Recorded data
* * * * * * *

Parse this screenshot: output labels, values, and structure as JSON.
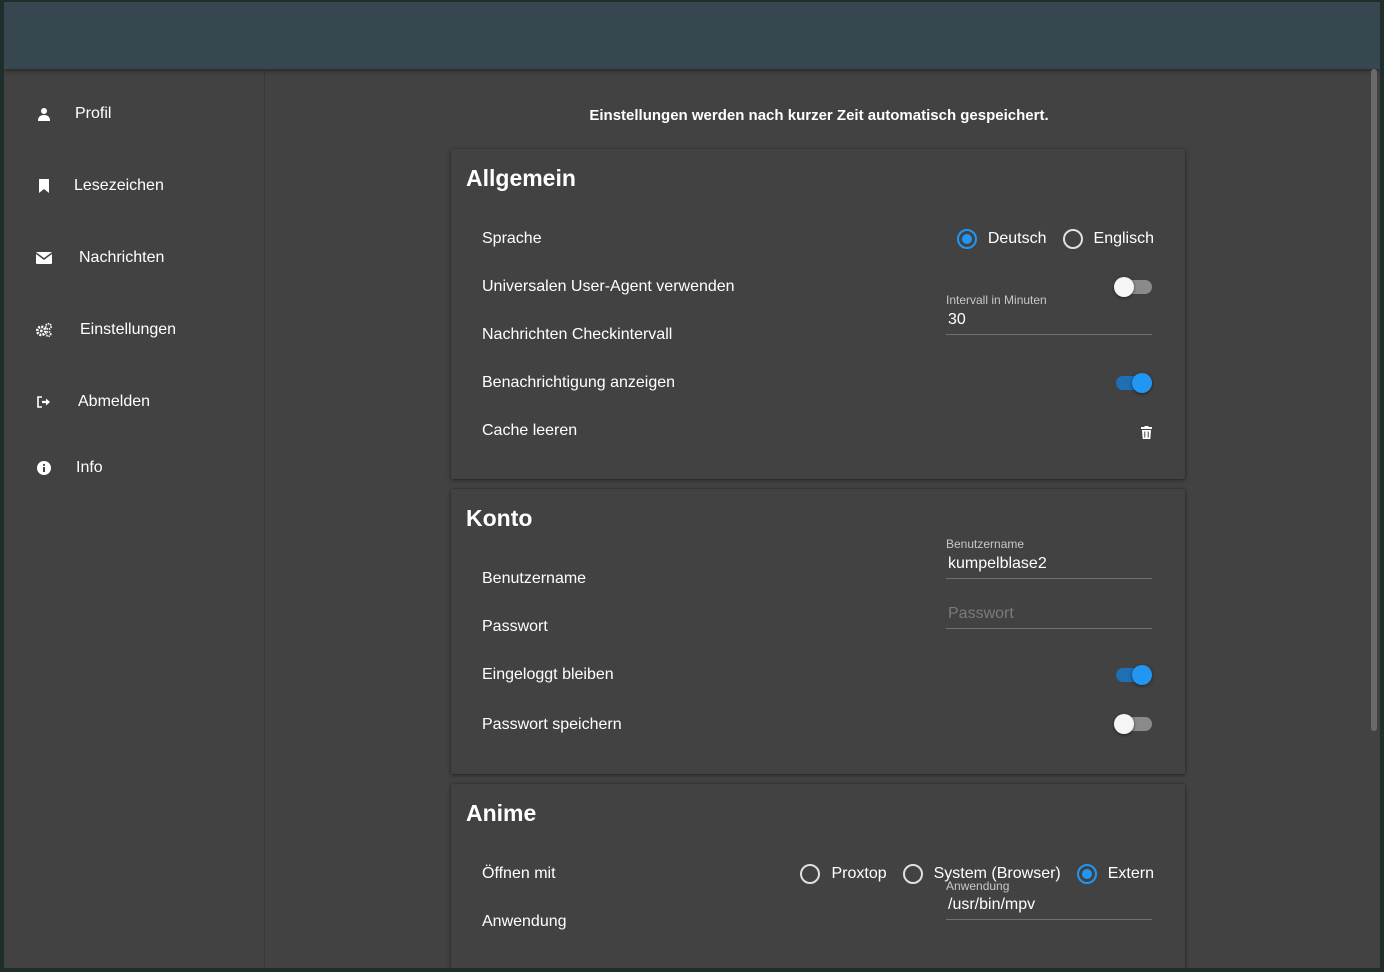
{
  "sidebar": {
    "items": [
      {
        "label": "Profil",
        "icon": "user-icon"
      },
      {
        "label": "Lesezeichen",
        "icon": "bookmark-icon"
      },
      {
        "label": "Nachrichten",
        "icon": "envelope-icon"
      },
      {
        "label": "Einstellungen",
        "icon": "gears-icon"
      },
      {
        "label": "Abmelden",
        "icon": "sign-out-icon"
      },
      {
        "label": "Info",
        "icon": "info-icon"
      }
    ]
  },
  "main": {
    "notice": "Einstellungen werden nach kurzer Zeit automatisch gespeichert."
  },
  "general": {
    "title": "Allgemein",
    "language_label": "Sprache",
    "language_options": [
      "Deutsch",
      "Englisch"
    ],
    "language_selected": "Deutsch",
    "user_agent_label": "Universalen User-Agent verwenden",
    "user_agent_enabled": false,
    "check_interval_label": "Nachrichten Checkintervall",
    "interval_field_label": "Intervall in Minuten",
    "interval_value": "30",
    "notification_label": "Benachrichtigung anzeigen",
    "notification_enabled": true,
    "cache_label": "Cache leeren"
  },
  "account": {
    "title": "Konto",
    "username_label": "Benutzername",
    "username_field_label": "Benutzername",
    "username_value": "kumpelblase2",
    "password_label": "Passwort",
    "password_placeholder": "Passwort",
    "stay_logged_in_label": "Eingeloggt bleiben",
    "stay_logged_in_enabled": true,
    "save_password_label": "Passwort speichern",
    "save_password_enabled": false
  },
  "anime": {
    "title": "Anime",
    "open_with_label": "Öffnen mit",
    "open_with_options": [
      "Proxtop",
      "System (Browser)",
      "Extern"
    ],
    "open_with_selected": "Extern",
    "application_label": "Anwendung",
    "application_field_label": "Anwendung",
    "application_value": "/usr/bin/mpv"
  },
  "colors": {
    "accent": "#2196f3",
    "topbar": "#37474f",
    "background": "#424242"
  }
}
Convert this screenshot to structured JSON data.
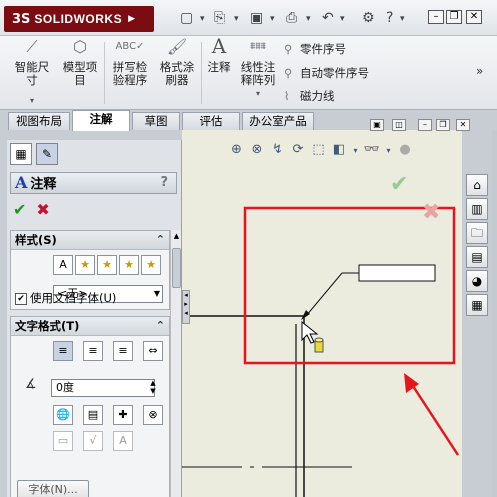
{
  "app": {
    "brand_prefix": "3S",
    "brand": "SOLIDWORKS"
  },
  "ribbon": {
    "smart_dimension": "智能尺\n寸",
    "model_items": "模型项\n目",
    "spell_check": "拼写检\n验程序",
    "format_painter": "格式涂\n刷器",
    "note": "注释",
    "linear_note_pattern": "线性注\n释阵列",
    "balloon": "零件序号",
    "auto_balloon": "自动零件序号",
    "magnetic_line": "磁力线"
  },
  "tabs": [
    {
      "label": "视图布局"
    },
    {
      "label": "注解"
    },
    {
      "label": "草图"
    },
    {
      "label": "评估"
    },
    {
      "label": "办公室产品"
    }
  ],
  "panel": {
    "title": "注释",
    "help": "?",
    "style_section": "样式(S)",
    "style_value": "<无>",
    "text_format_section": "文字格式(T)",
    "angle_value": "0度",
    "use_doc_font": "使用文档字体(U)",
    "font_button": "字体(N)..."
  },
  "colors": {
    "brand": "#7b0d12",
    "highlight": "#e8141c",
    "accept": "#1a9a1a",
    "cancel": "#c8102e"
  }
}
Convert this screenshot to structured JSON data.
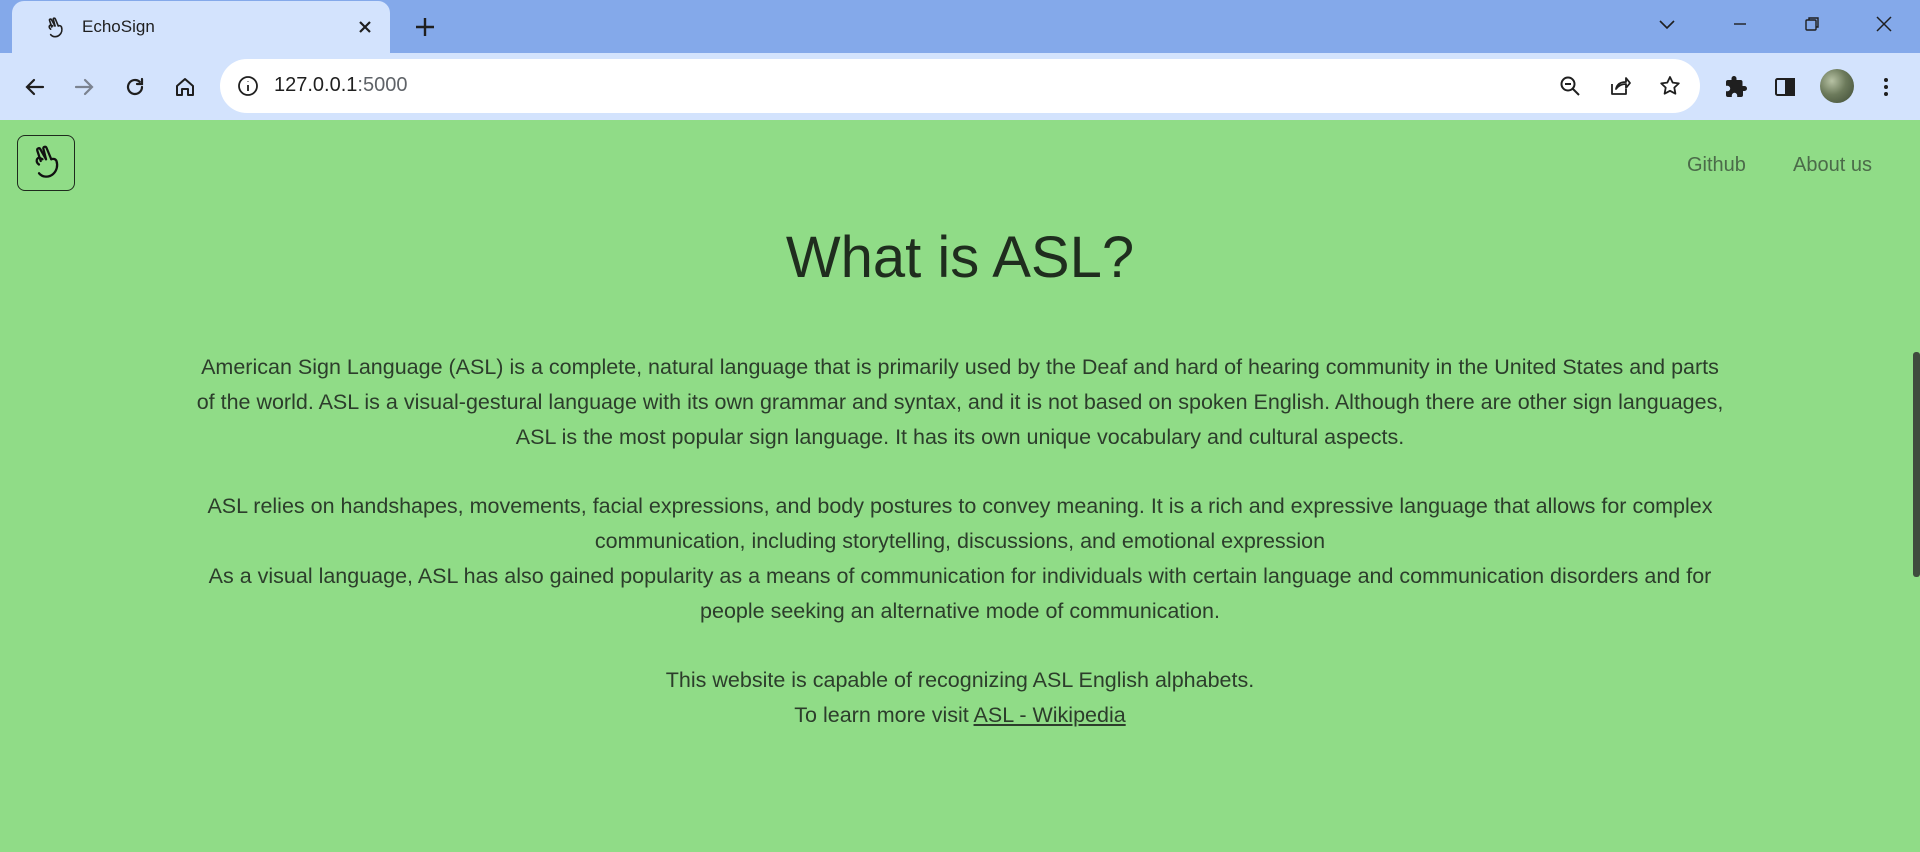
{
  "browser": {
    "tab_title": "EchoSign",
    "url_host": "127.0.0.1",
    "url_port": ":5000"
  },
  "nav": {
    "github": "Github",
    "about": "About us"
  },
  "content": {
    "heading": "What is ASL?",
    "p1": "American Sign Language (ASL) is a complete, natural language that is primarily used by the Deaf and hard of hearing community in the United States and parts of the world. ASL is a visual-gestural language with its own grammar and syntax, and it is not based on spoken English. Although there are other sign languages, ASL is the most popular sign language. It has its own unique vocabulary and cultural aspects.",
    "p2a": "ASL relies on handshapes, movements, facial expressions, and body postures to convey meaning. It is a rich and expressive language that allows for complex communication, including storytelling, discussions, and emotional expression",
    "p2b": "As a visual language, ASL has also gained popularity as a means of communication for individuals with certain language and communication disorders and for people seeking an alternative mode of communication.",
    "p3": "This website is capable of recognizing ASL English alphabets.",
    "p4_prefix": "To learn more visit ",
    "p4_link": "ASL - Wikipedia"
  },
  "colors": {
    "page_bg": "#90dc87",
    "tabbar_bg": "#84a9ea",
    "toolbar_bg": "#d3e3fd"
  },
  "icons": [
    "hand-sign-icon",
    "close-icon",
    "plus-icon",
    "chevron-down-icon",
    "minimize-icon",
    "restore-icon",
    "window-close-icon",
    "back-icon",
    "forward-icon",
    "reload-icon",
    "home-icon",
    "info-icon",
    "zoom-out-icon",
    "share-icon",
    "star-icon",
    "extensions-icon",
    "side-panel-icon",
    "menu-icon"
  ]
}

* * * * * * *

Problem description - Identify the lines above with the word "Anwendung". Copy them.

Completed exercise -
    "application_label": "Anwendung",
    "application_field_label": "Anwendung",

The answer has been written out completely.